**Set exercise**.
Every line that includes the word "JSON" is to be listed.

[Items from a dataset]

Begin

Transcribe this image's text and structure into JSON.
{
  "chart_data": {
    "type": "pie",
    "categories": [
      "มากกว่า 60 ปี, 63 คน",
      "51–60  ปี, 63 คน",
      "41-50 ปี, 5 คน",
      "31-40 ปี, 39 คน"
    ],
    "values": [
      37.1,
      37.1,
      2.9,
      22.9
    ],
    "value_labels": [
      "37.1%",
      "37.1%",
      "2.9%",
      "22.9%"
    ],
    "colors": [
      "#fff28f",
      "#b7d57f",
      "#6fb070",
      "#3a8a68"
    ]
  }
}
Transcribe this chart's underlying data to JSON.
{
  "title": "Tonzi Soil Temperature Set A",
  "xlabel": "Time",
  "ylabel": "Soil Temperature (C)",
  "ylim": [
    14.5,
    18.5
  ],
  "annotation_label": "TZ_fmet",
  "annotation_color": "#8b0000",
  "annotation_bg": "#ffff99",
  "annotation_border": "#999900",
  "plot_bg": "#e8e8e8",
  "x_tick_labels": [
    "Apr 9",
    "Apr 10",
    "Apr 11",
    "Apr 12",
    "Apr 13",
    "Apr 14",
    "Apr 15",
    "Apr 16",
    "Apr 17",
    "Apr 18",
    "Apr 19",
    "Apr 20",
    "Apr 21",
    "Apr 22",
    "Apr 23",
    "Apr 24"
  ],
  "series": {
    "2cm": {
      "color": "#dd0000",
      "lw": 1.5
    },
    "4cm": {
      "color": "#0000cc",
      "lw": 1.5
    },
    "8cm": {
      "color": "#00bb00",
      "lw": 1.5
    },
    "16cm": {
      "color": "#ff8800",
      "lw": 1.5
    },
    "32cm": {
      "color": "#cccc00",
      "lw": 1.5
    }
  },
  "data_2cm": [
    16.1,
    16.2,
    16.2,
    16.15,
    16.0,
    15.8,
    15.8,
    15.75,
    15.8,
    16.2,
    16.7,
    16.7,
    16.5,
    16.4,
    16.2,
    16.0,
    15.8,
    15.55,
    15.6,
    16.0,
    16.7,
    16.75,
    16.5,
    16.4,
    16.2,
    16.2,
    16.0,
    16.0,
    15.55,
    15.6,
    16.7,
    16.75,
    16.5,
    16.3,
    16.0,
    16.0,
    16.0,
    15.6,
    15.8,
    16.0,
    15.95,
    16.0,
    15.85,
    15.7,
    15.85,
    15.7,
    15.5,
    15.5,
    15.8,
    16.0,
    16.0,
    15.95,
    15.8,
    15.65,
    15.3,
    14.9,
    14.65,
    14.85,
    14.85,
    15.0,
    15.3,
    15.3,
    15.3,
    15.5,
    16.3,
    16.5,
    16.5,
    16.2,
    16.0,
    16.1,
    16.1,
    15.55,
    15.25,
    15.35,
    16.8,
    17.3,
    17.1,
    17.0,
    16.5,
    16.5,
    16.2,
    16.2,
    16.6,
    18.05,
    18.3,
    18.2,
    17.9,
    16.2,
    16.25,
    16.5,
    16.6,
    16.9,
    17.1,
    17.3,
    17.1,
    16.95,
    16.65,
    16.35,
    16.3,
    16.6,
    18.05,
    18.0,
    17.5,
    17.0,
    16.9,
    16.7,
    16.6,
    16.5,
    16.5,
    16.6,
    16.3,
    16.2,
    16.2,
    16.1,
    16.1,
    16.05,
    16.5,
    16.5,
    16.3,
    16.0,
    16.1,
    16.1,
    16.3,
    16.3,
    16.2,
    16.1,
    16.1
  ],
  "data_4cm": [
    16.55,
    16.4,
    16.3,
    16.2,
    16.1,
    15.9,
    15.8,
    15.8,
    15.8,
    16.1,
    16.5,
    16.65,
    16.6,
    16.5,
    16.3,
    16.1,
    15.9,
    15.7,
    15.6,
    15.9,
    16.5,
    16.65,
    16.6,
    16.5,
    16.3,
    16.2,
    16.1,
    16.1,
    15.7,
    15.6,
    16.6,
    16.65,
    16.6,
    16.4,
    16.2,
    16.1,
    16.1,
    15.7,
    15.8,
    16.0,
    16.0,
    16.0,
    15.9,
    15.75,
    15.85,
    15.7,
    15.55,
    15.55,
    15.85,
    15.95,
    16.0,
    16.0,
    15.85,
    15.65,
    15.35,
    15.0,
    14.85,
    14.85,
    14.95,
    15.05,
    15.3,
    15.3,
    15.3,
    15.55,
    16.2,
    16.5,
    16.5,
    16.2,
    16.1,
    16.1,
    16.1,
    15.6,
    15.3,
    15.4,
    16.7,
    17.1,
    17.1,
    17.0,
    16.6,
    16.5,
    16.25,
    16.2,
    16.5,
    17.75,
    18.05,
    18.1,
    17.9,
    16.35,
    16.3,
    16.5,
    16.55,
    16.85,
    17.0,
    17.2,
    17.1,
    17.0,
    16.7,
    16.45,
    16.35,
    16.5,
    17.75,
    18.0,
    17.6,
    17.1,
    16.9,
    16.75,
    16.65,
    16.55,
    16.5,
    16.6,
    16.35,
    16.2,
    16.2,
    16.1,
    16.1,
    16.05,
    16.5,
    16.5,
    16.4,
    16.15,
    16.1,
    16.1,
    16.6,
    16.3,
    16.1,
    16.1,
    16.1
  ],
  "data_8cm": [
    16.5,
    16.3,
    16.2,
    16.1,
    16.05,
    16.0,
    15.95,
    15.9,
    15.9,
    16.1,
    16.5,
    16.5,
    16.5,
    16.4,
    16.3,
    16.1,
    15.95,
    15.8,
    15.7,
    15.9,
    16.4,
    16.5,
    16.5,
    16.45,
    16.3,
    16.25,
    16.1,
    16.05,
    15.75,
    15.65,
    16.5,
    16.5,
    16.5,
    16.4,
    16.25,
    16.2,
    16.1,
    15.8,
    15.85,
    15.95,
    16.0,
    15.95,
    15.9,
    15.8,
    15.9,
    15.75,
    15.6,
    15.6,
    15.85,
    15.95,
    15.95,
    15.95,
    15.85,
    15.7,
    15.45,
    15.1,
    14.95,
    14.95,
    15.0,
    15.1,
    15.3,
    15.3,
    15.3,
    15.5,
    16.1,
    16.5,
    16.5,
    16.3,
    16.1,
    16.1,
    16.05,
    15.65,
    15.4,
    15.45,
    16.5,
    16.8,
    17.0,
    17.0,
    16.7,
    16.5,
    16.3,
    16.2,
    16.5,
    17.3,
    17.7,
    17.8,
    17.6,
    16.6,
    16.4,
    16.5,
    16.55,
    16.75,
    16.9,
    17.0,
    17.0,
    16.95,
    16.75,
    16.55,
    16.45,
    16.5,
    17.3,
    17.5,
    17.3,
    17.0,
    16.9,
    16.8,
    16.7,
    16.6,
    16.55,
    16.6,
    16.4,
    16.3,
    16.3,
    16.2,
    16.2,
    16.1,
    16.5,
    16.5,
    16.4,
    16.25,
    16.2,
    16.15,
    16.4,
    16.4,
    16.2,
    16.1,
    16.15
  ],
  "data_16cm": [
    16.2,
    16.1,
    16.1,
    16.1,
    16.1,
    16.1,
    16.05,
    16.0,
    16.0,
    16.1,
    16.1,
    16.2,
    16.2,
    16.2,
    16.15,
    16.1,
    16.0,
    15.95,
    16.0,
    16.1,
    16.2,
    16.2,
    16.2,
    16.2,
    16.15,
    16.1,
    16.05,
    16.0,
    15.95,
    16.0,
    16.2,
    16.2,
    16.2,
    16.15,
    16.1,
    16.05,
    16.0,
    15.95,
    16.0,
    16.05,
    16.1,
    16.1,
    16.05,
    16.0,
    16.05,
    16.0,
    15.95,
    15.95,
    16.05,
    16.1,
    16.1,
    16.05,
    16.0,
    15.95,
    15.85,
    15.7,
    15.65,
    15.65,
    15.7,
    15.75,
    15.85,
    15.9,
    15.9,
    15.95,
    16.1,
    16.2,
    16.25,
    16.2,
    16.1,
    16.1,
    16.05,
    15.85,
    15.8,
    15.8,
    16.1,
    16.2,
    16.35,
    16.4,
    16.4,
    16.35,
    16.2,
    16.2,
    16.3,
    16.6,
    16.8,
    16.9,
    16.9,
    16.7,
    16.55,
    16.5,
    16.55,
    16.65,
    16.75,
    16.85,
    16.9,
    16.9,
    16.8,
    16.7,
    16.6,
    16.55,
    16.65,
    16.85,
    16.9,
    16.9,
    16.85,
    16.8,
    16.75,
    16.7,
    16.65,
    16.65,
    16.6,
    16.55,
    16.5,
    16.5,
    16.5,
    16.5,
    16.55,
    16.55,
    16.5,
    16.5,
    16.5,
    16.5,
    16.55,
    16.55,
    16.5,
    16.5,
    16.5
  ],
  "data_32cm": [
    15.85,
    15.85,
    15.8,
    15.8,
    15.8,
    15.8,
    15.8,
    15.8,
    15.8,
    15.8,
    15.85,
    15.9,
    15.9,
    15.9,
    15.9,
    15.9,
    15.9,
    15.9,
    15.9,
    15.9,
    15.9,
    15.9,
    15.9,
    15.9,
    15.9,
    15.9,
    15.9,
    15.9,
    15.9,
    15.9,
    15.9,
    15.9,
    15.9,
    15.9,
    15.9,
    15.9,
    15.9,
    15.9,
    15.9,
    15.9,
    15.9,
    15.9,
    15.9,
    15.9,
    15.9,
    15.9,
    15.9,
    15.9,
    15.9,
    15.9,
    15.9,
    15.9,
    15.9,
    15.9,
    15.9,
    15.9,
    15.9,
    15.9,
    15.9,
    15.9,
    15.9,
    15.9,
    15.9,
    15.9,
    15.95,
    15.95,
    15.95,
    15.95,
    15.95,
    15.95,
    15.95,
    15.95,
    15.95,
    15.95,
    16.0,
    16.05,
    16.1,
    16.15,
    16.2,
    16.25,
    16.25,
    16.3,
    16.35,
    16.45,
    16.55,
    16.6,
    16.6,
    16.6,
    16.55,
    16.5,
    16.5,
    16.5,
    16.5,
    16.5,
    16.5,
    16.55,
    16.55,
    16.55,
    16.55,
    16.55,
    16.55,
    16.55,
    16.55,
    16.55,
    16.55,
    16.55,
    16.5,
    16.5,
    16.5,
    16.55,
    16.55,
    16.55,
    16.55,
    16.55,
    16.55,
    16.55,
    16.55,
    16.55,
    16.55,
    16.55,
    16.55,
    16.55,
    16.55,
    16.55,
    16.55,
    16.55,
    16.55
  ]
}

End

**Expected answer**.
Transcribe this image's text and structure into JSON.
Transcribe this chart's underlying data to JSON.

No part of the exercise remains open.